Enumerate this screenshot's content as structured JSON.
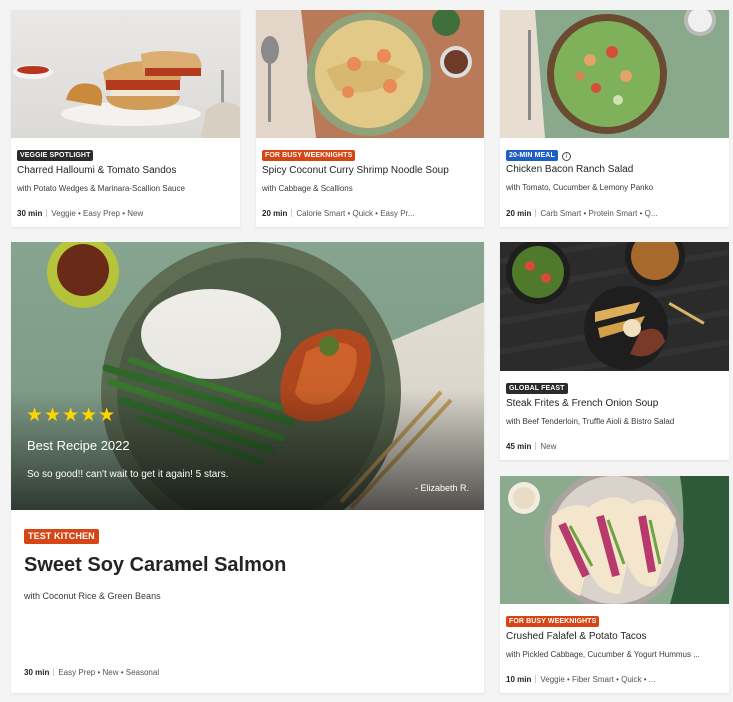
{
  "colors": {
    "badge_dark": "#2b2b2b",
    "badge_orange": "#d64514",
    "badge_blue": "#1d5fc4",
    "star": "#ffd400"
  },
  "cards": [
    {
      "badge": "VEGGIE SPOTLIGHT",
      "badge_color": "#2b2b2b",
      "title": "Charred Halloumi & Tomato Sandos",
      "subtitle": "with Potato Wedges & Marinara-Scallion Sauce",
      "time": "30 min",
      "tags": "Veggie • Easy Prep • New"
    },
    {
      "badge": "FOR BUSY WEEKNIGHTS",
      "badge_color": "#d64514",
      "title": "Spicy Coconut Curry Shrimp Noodle Soup",
      "subtitle": "with Cabbage & Scallions",
      "time": "20 min",
      "tags": "Calorie Smart • Quick • Easy Pr..."
    },
    {
      "badge": "20-MIN MEAL",
      "badge_color": "#1d5fc4",
      "title": "Chicken Bacon Ranch Salad",
      "subtitle": "with Tomato, Cucumber & Lemony Panko",
      "time": "20 min",
      "tags": "Carb Smart • Protein Smart • Q..."
    },
    {
      "badge": "GLOBAL FEAST",
      "badge_color": "#2b2b2b",
      "title": "Steak Frites & French Onion Soup",
      "subtitle": "with Beef Tenderloin, Truffle Aioli & Bistro Salad",
      "time": "45 min",
      "tags": "New"
    },
    {
      "badge": "FOR BUSY WEEKNIGHTS",
      "badge_color": "#d64514",
      "title": "Crushed Falafel & Potato Tacos",
      "subtitle": "with Pickled Cabbage, Cucumber & Yogurt Hummus ...",
      "time": "10 min",
      "tags": "Veggie • Fiber Smart • Quick • ..."
    }
  ],
  "hero": {
    "stars": "★★★★★",
    "rating": 5,
    "review_title": "Best Recipe 2022",
    "review_text": "So so good!! can't wait to get it again! 5 stars.",
    "review_author": "- Elizabeth R.",
    "badge": "TEST KITCHEN",
    "title": "Sweet Soy Caramel Salmon",
    "subtitle": "with Coconut Rice & Green Beans",
    "time": "30 min",
    "tags": "Easy Prep • New • Seasonal"
  }
}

WORK TO COMPLETE >> In the copy, leave out the pictures and restate the records exactly.

RESPONSE >>
Enumerate this screenshot's content as structured JSON.
{
  "colors": {
    "badge_dark": "#2b2b2b",
    "badge_orange": "#d64514",
    "badge_blue": "#1d5fc4",
    "star": "#ffd400"
  },
  "cards": [
    {
      "badge": "VEGGIE SPOTLIGHT",
      "badge_color": "#2b2b2b",
      "title": "Charred Halloumi & Tomato Sandos",
      "subtitle": "with Potato Wedges & Marinara-Scallion Sauce",
      "time": "30 min",
      "tags": "Veggie • Easy Prep • New"
    },
    {
      "badge": "FOR BUSY WEEKNIGHTS",
      "badge_color": "#d64514",
      "title": "Spicy Coconut Curry Shrimp Noodle Soup",
      "subtitle": "with Cabbage & Scallions",
      "time": "20 min",
      "tags": "Calorie Smart • Quick • Easy Pr..."
    },
    {
      "badge": "20-MIN MEAL",
      "badge_color": "#1d5fc4",
      "title": "Chicken Bacon Ranch Salad",
      "subtitle": "with Tomato, Cucumber & Lemony Panko",
      "time": "20 min",
      "tags": "Carb Smart • Protein Smart • Q..."
    },
    {
      "badge": "GLOBAL FEAST",
      "badge_color": "#2b2b2b",
      "title": "Steak Frites & French Onion Soup",
      "subtitle": "with Beef Tenderloin, Truffle Aioli & Bistro Salad",
      "time": "45 min",
      "tags": "New"
    },
    {
      "badge": "FOR BUSY WEEKNIGHTS",
      "badge_color": "#d64514",
      "title": "Crushed Falafel & Potato Tacos",
      "subtitle": "with Pickled Cabbage, Cucumber & Yogurt Hummus ...",
      "time": "10 min",
      "tags": "Veggie • Fiber Smart • Quick • ..."
    }
  ],
  "hero": {
    "stars": "★★★★★",
    "rating": 5,
    "review_title": "Best Recipe 2022",
    "review_text": "So so good!! can't wait to get it again! 5 stars.",
    "review_author": "- Elizabeth R.",
    "badge": "TEST KITCHEN",
    "title": "Sweet Soy Caramel Salmon",
    "subtitle": "with Coconut Rice & Green Beans",
    "time": "30 min",
    "tags": "Easy Prep • New • Seasonal"
  }
}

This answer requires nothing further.